§ AIM OF THE TASK: All of the material below is to be restated word for word, apart from the pictures.

§ EXTRACTED ENTRIES:
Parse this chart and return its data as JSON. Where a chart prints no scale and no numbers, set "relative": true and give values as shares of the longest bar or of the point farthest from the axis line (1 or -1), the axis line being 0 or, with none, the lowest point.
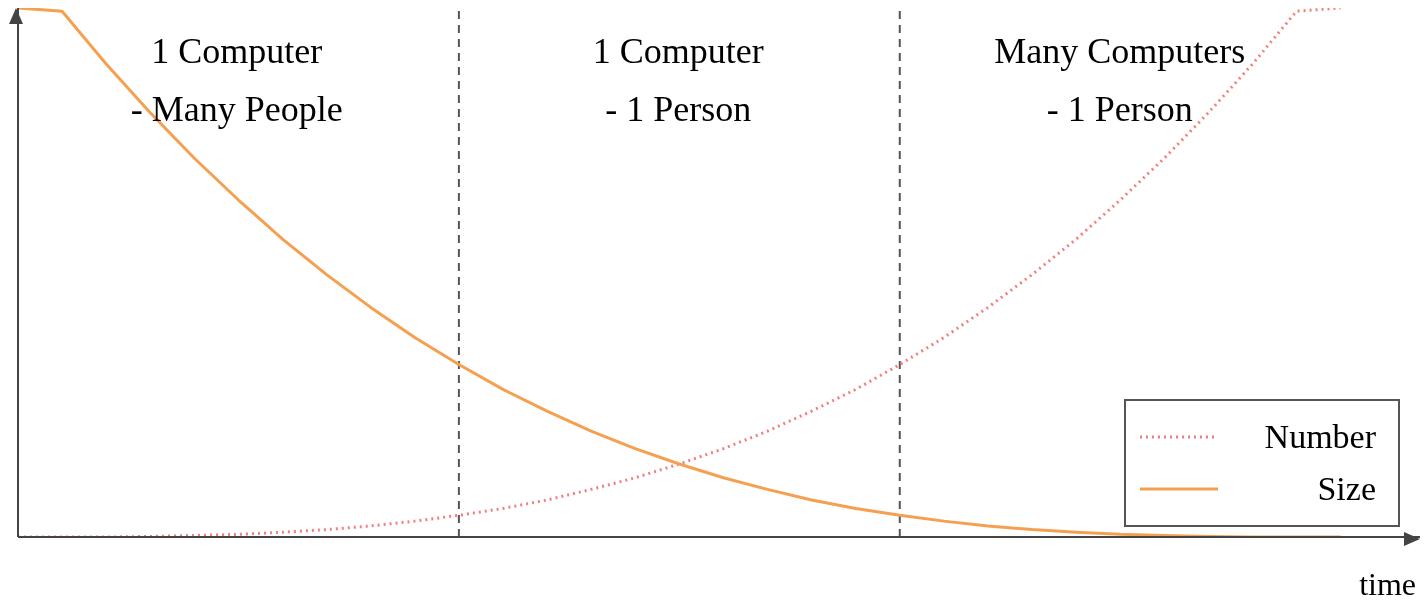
{
  "chart_data": {
    "type": "line",
    "relative": true,
    "xlabel": "time",
    "categories": [
      null,
      null,
      null,
      null,
      null,
      null,
      null,
      null,
      null,
      null,
      null,
      null,
      null,
      null,
      null,
      null,
      null,
      null,
      null,
      null,
      null,
      null,
      null,
      null,
      null,
      null,
      null,
      null,
      null,
      null,
      null
    ],
    "series": [
      {
        "name": "Number",
        "color": "#f08080",
        "line_style": "dotted",
        "values": [
          0,
          0,
          0,
          0.001,
          0.003,
          0.005,
          0.009,
          0.014,
          0.021,
          0.03,
          0.041,
          0.054,
          0.07,
          0.09,
          0.112,
          0.138,
          0.167,
          0.2,
          0.238,
          0.279,
          0.326,
          0.377,
          0.434,
          0.496,
          0.563,
          0.637,
          0.716,
          0.802,
          0.894,
          0.994,
          1
        ]
      },
      {
        "name": "Size",
        "color": "#f5a050",
        "line_style": "solid",
        "values": [
          1,
          0.994,
          0.894,
          0.802,
          0.716,
          0.637,
          0.563,
          0.496,
          0.434,
          0.377,
          0.326,
          0.279,
          0.238,
          0.2,
          0.167,
          0.138,
          0.112,
          0.09,
          0.07,
          0.054,
          0.041,
          0.03,
          0.021,
          0.014,
          0.009,
          0.005,
          0.003,
          0.001,
          0,
          0,
          0
        ]
      }
    ],
    "annotations": [
      "1 Computer\n- Many People",
      "1 Computer\n- 1 Person",
      "Many Computers\n- 1 Person"
    ],
    "legend": "bottom right",
    "grid": false,
    "marker": "none"
  }
}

§ WRITTEN RESPONSE:
Parse this chart and return its data as JSON. Where a chart prints no scale and no numbers, set "relative": true and give values as shares of the longest bar or of the point farthest from the axis line (1 or -1), the axis line being 0 or, with none, the lowest point.
{
  "chart_data": {
    "type": "line",
    "relative": true,
    "xlabel": "time",
    "categories": [
      null,
      null,
      null,
      null,
      null,
      null,
      null,
      null,
      null,
      null,
      null,
      null,
      null,
      null,
      null,
      null,
      null,
      null,
      null,
      null,
      null,
      null,
      null,
      null,
      null,
      null,
      null,
      null,
      null,
      null,
      null
    ],
    "series": [
      {
        "name": "Number",
        "color": "#f08080",
        "line_style": "dotted",
        "values": [
          0,
          0,
          0,
          0.001,
          0.003,
          0.005,
          0.009,
          0.014,
          0.021,
          0.03,
          0.041,
          0.054,
          0.07,
          0.09,
          0.112,
          0.138,
          0.167,
          0.2,
          0.238,
          0.279,
          0.326,
          0.377,
          0.434,
          0.496,
          0.563,
          0.637,
          0.716,
          0.802,
          0.894,
          0.994,
          1
        ]
      },
      {
        "name": "Size",
        "color": "#f5a050",
        "line_style": "solid",
        "values": [
          1,
          0.994,
          0.894,
          0.802,
          0.716,
          0.637,
          0.563,
          0.496,
          0.434,
          0.377,
          0.326,
          0.279,
          0.238,
          0.2,
          0.167,
          0.138,
          0.112,
          0.09,
          0.07,
          0.054,
          0.041,
          0.03,
          0.021,
          0.014,
          0.009,
          0.005,
          0.003,
          0.001,
          0,
          0,
          0
        ]
      }
    ],
    "annotations": [
      "1 Computer\n- Many People",
      "1 Computer\n- 1 Person",
      "Many Computers\n- 1 Person"
    ],
    "legend": "bottom right",
    "grid": false,
    "marker": "none"
  }
}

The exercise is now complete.